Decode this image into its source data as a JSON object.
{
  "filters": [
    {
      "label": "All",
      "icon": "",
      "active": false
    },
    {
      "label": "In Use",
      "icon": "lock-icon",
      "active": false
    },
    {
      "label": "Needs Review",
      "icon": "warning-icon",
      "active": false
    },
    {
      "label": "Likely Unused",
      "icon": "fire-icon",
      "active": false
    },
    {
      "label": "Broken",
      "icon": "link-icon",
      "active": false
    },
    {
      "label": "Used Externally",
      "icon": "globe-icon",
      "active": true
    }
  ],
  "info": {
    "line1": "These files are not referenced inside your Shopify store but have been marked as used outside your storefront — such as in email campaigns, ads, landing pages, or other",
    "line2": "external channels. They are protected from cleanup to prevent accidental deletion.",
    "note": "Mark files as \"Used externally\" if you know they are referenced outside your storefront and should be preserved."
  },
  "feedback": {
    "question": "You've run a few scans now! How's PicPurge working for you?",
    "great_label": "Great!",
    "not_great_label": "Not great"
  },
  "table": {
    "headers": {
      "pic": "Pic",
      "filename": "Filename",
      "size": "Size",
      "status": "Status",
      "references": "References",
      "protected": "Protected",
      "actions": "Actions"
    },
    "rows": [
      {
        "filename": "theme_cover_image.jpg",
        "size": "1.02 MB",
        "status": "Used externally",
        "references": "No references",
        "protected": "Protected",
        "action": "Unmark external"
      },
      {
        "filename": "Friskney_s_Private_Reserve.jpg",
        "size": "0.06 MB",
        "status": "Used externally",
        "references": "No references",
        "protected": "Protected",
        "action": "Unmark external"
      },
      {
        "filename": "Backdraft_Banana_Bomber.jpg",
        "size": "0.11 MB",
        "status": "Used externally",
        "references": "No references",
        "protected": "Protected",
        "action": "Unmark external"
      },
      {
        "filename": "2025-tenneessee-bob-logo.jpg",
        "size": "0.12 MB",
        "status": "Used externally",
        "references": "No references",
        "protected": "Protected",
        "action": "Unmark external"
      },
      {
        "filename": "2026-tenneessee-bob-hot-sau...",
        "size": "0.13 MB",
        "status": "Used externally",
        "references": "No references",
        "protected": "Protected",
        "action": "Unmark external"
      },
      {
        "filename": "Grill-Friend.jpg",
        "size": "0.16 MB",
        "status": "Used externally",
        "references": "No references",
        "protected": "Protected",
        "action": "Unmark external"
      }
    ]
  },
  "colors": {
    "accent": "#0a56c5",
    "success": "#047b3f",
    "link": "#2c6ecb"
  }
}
────────
The problem: Type out the full listing again, exactly as given.

Answer to this problem:
Decode this image into its source data as a JSON object.
{
  "filters": [
    {
      "label": "All",
      "icon": "",
      "active": false
    },
    {
      "label": "In Use",
      "icon": "lock-icon",
      "active": false
    },
    {
      "label": "Needs Review",
      "icon": "warning-icon",
      "active": false
    },
    {
      "label": "Likely Unused",
      "icon": "fire-icon",
      "active": false
    },
    {
      "label": "Broken",
      "icon": "link-icon",
      "active": false
    },
    {
      "label": "Used Externally",
      "icon": "globe-icon",
      "active": true
    }
  ],
  "info": {
    "line1": "These files are not referenced inside your Shopify store but have been marked as used outside your storefront — such as in email campaigns, ads, landing pages, or other",
    "line2": "external channels. They are protected from cleanup to prevent accidental deletion.",
    "note": "Mark files as \"Used externally\" if you know they are referenced outside your storefront and should be preserved."
  },
  "feedback": {
    "question": "You've run a few scans now! How's PicPurge working for you?",
    "great_label": "Great!",
    "not_great_label": "Not great"
  },
  "table": {
    "headers": {
      "pic": "Pic",
      "filename": "Filename",
      "size": "Size",
      "status": "Status",
      "references": "References",
      "protected": "Protected",
      "actions": "Actions"
    },
    "rows": [
      {
        "filename": "theme_cover_image.jpg",
        "size": "1.02 MB",
        "status": "Used externally",
        "references": "No references",
        "protected": "Protected",
        "action": "Unmark external"
      },
      {
        "filename": "Friskney_s_Private_Reserve.jpg",
        "size": "0.06 MB",
        "status": "Used externally",
        "references": "No references",
        "protected": "Protected",
        "action": "Unmark external"
      },
      {
        "filename": "Backdraft_Banana_Bomber.jpg",
        "size": "0.11 MB",
        "status": "Used externally",
        "references": "No references",
        "protected": "Protected",
        "action": "Unmark external"
      },
      {
        "filename": "2025-tenneessee-bob-logo.jpg",
        "size": "0.12 MB",
        "status": "Used externally",
        "references": "No references",
        "protected": "Protected",
        "action": "Unmark external"
      },
      {
        "filename": "2026-tenneessee-bob-hot-sau...",
        "size": "0.13 MB",
        "status": "Used externally",
        "references": "No references",
        "protected": "Protected",
        "action": "Unmark external"
      },
      {
        "filename": "Grill-Friend.jpg",
        "size": "0.16 MB",
        "status": "Used externally",
        "references": "No references",
        "protected": "Protected",
        "action": "Unmark external"
      }
    ]
  },
  "colors": {
    "accent": "#0a56c5",
    "success": "#047b3f",
    "link": "#2c6ecb"
  }
}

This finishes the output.